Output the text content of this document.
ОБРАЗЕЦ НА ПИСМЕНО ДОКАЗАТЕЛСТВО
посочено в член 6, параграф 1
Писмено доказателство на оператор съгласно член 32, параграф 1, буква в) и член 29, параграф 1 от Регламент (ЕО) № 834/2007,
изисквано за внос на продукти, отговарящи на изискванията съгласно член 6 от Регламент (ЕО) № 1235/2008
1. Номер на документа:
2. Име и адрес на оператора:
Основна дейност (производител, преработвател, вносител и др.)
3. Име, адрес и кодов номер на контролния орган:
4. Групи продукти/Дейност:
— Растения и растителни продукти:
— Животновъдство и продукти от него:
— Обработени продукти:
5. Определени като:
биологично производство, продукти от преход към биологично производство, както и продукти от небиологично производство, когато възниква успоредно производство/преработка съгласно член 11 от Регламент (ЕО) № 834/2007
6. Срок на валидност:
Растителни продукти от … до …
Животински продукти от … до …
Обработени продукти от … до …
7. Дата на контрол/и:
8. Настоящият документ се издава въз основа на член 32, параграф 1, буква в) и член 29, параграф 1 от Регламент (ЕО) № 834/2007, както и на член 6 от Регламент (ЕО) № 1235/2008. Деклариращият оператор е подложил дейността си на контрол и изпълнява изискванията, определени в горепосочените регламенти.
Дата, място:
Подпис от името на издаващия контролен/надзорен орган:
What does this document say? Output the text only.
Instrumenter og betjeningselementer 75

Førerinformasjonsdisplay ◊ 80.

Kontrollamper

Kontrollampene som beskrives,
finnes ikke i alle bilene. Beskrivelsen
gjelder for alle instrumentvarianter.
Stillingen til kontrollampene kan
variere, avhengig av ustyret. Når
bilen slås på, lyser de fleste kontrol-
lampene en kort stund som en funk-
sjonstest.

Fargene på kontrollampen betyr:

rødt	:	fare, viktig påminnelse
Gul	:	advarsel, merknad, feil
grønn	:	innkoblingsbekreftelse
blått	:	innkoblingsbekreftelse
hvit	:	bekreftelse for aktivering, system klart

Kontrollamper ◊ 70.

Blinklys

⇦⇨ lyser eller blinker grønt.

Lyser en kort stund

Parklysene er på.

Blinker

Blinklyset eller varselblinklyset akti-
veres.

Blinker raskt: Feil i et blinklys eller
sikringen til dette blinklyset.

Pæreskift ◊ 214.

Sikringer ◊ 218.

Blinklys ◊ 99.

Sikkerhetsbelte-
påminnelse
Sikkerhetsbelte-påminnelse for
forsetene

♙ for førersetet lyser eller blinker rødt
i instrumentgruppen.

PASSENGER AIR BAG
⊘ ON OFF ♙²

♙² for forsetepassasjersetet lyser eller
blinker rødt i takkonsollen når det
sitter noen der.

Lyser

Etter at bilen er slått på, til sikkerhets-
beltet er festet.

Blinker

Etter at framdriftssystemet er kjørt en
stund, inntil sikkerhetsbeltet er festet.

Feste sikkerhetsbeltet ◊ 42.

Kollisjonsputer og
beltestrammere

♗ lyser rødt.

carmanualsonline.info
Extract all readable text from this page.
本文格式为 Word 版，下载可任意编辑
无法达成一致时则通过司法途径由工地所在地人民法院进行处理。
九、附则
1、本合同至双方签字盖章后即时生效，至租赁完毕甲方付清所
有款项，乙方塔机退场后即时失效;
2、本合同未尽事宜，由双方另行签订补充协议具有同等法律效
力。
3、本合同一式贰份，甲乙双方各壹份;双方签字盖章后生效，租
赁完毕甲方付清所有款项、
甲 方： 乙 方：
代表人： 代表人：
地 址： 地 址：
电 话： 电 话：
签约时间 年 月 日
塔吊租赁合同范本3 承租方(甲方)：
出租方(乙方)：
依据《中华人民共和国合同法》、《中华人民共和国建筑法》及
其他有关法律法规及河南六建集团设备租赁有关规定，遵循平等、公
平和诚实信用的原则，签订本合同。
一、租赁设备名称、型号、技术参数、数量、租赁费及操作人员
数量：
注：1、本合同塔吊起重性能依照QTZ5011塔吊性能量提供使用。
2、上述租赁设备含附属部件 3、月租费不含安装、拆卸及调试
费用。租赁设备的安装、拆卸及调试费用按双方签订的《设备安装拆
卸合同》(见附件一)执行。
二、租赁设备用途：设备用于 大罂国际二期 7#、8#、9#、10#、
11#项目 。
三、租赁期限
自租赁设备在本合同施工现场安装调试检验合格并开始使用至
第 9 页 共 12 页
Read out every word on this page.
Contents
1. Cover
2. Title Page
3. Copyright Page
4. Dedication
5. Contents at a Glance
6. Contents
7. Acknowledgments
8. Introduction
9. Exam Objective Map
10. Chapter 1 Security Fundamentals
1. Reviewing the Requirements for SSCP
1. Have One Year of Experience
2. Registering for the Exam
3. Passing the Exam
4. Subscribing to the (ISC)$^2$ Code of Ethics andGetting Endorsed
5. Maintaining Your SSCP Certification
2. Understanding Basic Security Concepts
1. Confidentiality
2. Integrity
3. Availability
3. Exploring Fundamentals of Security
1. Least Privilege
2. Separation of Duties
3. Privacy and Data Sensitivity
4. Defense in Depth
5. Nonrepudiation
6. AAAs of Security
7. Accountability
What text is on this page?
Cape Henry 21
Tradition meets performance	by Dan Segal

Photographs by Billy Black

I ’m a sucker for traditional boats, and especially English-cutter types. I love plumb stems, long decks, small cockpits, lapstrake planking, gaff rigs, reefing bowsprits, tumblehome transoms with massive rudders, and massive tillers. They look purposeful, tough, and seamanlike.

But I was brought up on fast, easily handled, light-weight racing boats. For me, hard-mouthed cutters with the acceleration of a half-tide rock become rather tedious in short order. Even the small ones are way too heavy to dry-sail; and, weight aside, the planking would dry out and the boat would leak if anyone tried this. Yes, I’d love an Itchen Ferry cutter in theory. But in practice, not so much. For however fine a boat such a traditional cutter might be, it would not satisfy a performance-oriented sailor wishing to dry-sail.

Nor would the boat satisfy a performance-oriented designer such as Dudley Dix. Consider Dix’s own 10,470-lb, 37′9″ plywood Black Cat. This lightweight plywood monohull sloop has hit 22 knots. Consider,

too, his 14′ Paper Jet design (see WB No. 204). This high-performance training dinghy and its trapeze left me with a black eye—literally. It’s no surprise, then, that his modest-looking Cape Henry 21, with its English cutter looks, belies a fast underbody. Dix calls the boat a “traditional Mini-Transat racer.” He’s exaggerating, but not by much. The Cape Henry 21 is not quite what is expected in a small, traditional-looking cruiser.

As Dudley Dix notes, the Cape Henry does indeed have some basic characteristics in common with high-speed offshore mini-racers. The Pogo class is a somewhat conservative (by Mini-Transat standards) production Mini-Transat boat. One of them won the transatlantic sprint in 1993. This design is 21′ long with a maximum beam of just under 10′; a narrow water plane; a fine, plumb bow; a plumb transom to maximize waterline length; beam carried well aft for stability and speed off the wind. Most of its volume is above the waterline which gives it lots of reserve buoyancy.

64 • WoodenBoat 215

------------------------------------------------------------

Stated exercise >> Repeat the listing in full, keeping every line exactly as it is.

Written reply >>
Output the text content of this document.
ОБРАЗЕЦ НА ПИСМЕНО ДОКАЗАТЕЛСТВО
посочено в член 6, параграф 1
Писмено доказателство на оператор съгласно член 32, параграф 1, буква в) и член 29, параграф 1 от Регламент (ЕО) № 834/2007,
изисквано за внос на продукти, отговарящи на изискванията съгласно член 6 от Регламент (ЕО) № 1235/2008
1. Номер на документа:
2. Име и адрес на оператора:
Основна дейност (производител, преработвател, вносител и др.)
3. Име, адрес и кодов номер на контролния орган:
4. Групи продукти/Дейност:
— Растения и растителни продукти:
— Животновъдство и продукти от него:
— Обработени продукти:
5. Определени като:
биологично производство, продукти от преход към биологично производство, както и продукти от небиологично производство, когато възниква успоредно производство/преработка съгласно член 11 от Регламент (ЕО) № 834/2007
6. Срок на валидност:
Растителни продукти от … до …
Животински продукти от … до …
Обработени продукти от … до …
7. Дата на контрол/и:
8. Настоящият документ се издава въз основа на член 32, параграф 1, буква в) и член 29, параграф 1 от Регламент (ЕО) № 834/2007, както и на член 6 от Регламент (ЕО) № 1235/2008. Деклариращият оператор е подложил дейността си на контрол и изпълнява изискванията, определени в горепосочените регламенти.
Дата, място:
Подпис от името на издаващия контролен/надзорен орган:
What does this document say? Output the text only.
Instrumenter og betjeningselementer 75

Førerinformasjonsdisplay ◊ 80.

Kontrollamper

Kontrollampene som beskrives,
finnes ikke i alle bilene. Beskrivelsen
gjelder for alle instrumentvarianter.
Stillingen til kontrollampene kan
variere, avhengig av ustyret. Når
bilen slås på, lyser de fleste kontrol-
lampene en kort stund som en funk-
sjonstest.

Fargene på kontrollampen betyr:

rødt	:	fare, viktig påminnelse
Gul	:	advarsel, merknad, feil
grønn	:	innkoblingsbekreftelse
blått	:	innkoblingsbekreftelse
hvit	:	bekreftelse for aktivering, system klart

Kontrollamper ◊ 70.

Blinklys

⇦⇨ lyser eller blinker grønt.

Lyser en kort stund

Parklysene er på.

Blinker

Blinklyset eller varselblinklyset akti-
veres.

Blinker raskt: Feil i et blinklys eller
sikringen til dette blinklyset.

Pæreskift ◊ 214.

Sikringer ◊ 218.

Blinklys ◊ 99.

Sikkerhetsbelte-
påminnelse
Sikkerhetsbelte-påminnelse for
forsetene

♙ for førersetet lyser eller blinker rødt
i instrumentgruppen.

PASSENGER AIR BAG
⊘ ON OFF ♙²

♙² for forsetepassasjersetet lyser eller
blinker rødt i takkonsollen når det
sitter noen der.

Lyser

Etter at bilen er slått på, til sikkerhets-
beltet er festet.

Blinker

Etter at framdriftssystemet er kjørt en
stund, inntil sikkerhetsbeltet er festet.

Feste sikkerhetsbeltet ◊ 42.

Kollisjonsputer og
beltestrammere

♗ lyser rødt.

carmanualsonline.info
Extract all readable text from this page.
本文格式为 Word 版，下载可任意编辑
无法达成一致时则通过司法途径由工地所在地人民法院进行处理。
九、附则
1、本合同至双方签字盖章后即时生效，至租赁完毕甲方付清所
有款项，乙方塔机退场后即时失效;
2、本合同未尽事宜，由双方另行签订补充协议具有同等法律效
力。
3、本合同一式贰份，甲乙双方各壹份;双方签字盖章后生效，租
赁完毕甲方付清所有款项、
甲 方： 乙 方：
代表人： 代表人：
地 址： 地 址：
电 话： 电 话：
签约时间 年 月 日
塔吊租赁合同范本3 承租方(甲方)：
出租方(乙方)：
依据《中华人民共和国合同法》、《中华人民共和国建筑法》及
其他有关法律法规及河南六建集团设备租赁有关规定，遵循平等、公
平和诚实信用的原则，签订本合同。
一、租赁设备名称、型号、技术参数、数量、租赁费及操作人员
数量：
注：1、本合同塔吊起重性能依照QTZ5011塔吊性能量提供使用。
2、上述租赁设备含附属部件 3、月租费不含安装、拆卸及调试
费用。租赁设备的安装、拆卸及调试费用按双方签订的《设备安装拆
卸合同》(见附件一)执行。
二、租赁设备用途：设备用于 大罂国际二期 7#、8#、9#、10#、
11#项目 。
三、租赁期限
自租赁设备在本合同施工现场安装调试检验合格并开始使用至
第 9 页 共 12 页
Read out every word on this page.
Contents
1. Cover
2. Title Page
3. Copyright Page
4. Dedication
5. Contents at a Glance
6. Contents
7. Acknowledgments
8. Introduction
9. Exam Objective Map
10. Chapter 1 Security Fundamentals
1. Reviewing the Requirements for SSCP
1. Have One Year of Experience
2. Registering for the Exam
3. Passing the Exam
4. Subscribing to the (ISC)$^2$ Code of Ethics andGetting Endorsed
5. Maintaining Your SSCP Certification
2. Understanding Basic Security Concepts
1. Confidentiality
2. Integrity
3. Availability
3. Exploring Fundamentals of Security
1. Least Privilege
2. Separation of Duties
3. Privacy and Data Sensitivity
4. Defense in Depth
5. Nonrepudiation
6. AAAs of Security
7. Accountability
What text is on this page?
Cape Henry 21
Tradition meets performance	by Dan Segal

Photographs by Billy Black

I ’m a sucker for traditional boats, and especially English-cutter types. I love plumb stems, long decks, small cockpits, lapstrake planking, gaff rigs, reefing bowsprits, tumblehome transoms with massive rudders, and massive tillers. They look purposeful, tough, and seamanlike.

But I was brought up on fast, easily handled, light-weight racing boats. For me, hard-mouthed cutters with the acceleration of a half-tide rock become rather tedious in short order. Even the small ones are way too heavy to dry-sail; and, weight aside, the planking would dry out and the boat would leak if anyone tried this. Yes, I’d love an Itchen Ferry cutter in theory. But in practice, not so much. For however fine a boat such a traditional cutter might be, it would not satisfy a performance-oriented sailor wishing to dry-sail.

Nor would the boat satisfy a performance-oriented designer such as Dudley Dix. Consider Dix’s own 10,470-lb, 37′9″ plywood Black Cat. This lightweight plywood monohull sloop has hit 22 knots. Consider,

too, his 14′ Paper Jet design (see WB No. 204). This high-performance training dinghy and its trapeze left me with a black eye—literally. It’s no surprise, then, that his modest-looking Cape Henry 21, with its English cutter looks, belies a fast underbody. Dix calls the boat a “traditional Mini-Transat racer.” He’s exaggerating, but not by much. The Cape Henry 21 is not quite what is expected in a small, traditional-looking cruiser.

As Dudley Dix notes, the Cape Henry does indeed have some basic characteristics in common with high-speed offshore mini-racers. The Pogo class is a somewhat conservative (by Mini-Transat standards) production Mini-Transat boat. One of them won the transatlantic sprint in 1993. This design is 21′ long with a maximum beam of just under 10′; a narrow water plane; a fine, plumb bow; a plumb transom to maximize waterline length; beam carried well aft for stability and speed off the wind. Most of its volume is above the waterline which gives it lots of reserve buoyancy.

64 • WoodenBoat 215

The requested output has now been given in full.